Годы тотальной войны и последующей оккупации, от вторжения в Китай в 1937 году до Мирного договора 1951 года, полностью изменили структуру источников и распределения доходов и богатства в Японии. Резкое падение доли высших доходов и впечатляющее сокращение размера крупных состояний, о которых говорилось в начале этой главы, были вызваны в первую очередь уменьшением доходности капитала, затронувшим не только самых богатых, но и другие слои населения. Состав крупнейших 9 % состояний значительно изменился. Если в 1935 году почти половину активов этой категории составляли акции, облигации и банковские вклады, то к 1950 году их доля упала до одной шестой, а доля сельскохозяйственной земли снизилась с почти четверти до менее одной восьмой. По большей части эти перемены пришлись на годы собственно войны: падение долей высшего дохода и почти все падение в абсолютном выражении (почти 93 %) реальной стоимости состояний высшего 1 % с 1936 по 1949 год практически завершилось к 1945 году
[172].

*-*-*

● **Задания**
1. Ответьте на вопросы по отрывку о доходах и богатстве в Японии:
(a) Какими событиями обозначены начало и конец рассматриваемого периода?
(b) Какую долю активов крупнейших 9 % состояний составляли акции, облигации и банковские вклады к 1950 году?
(c) К какому году практически завершилось падение реальной стоимости состояний высшего 1 %?
2. Представьте все строки перечня, расположенного ниже, в виде списка JSON, в котором каждой строке перечня соответствует одна строка списка, а пустые строки пропущены. Обозначения изображений в ответ не включайте.
Приведенный текст и перечень никак не связаны друг с другом.

*-*-*

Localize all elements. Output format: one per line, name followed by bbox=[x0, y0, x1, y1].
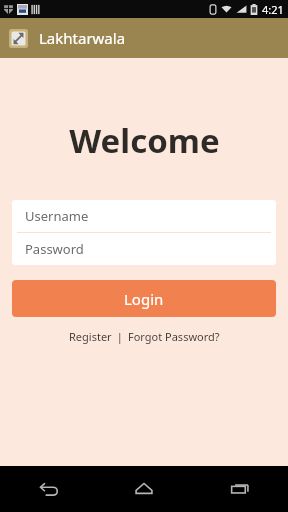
staticText: Register bbox=[69, 329, 112, 344]
button[interactable]: Back bbox=[0, 466, 96, 512]
button[interactable]: Home bbox=[96, 466, 192, 512]
staticText: Welcome bbox=[69, 118, 220, 163]
button[interactable]: Register bbox=[67, 327, 114, 346]
button[interactable]: Forgot Password? bbox=[126, 327, 222, 346]
button[interactable]: Username bbox=[12, 200, 276, 232]
staticText: Lakhtarwala bbox=[39, 28, 126, 48]
staticText: Username bbox=[25, 207, 89, 225]
button[interactable]: Login bbox=[12, 280, 276, 317]
staticText: 4:21 bbox=[262, 2, 284, 17]
staticText: Forgot Password? bbox=[128, 329, 220, 344]
button[interactable]: Password bbox=[12, 233, 276, 265]
staticText: | bbox=[114, 329, 126, 344]
button[interactable]: Recent apps bbox=[192, 466, 288, 512]
staticText: Password bbox=[25, 240, 84, 258]
other: App icon bbox=[9, 29, 28, 48]
staticText: Login bbox=[124, 289, 164, 309]
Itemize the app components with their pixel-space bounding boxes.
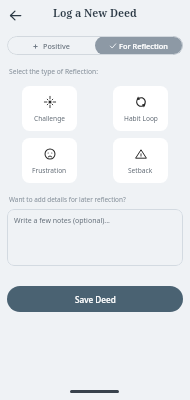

*-*-*

● **Ответы**
1.
(a) Вторжением в Китай в 1937 году и Мирным договором 1951 года.
(b) Одну шестую.
(c) К 1945 году.

2.
[
  "Localize all elements. Output format: one per line, name followed by bbox=[x0, y0, x1, y1].",
  "staticText: Register bbox=[69, 329, 112, 344]",
  "button[interactable]: Back bbox=[0, 466, 96, 512]",
  "button[interactable]: Home bbox=[96, 466, 192, 512]",
  "staticText: Welcome bbox=[69, 118, 220, 163]",
  "button[interactable]: Register bbox=[67, 327, 114, 346]",
  "button[interactable]: Forgot Password? bbox=[126, 327, 222, 346]",
  "button[interactable]: Username bbox=[12, 200, 276, 232]",
  "staticText: Lakhtarwala bbox=[39, 28, 126, 48]",
  "staticText: Username bbox=[25, 207, 89, 225]",
  "button[interactable]: Login bbox=[12, 280, 276, 317]",
  "staticText: 4:21 bbox=[262, 2, 284, 17]",
  "staticText: Forgot Password? bbox=[128, 329, 220, 344]",
  "button[interactable]: Password bbox=[12, 233, 276, 265]",
  "staticText: | bbox=[114, 329, 126, 344]",
  "button[interactable]: Recent apps bbox=[192, 466, 288, 512]",
  "staticText: Password bbox=[25, 240, 84, 258]",
  "other: App icon bbox=[9, 29, 28, 48]",
  "staticText: Login bbox=[124, 289, 164, 309]",
  "Itemize the app components with their pixel-space bounding boxes."
]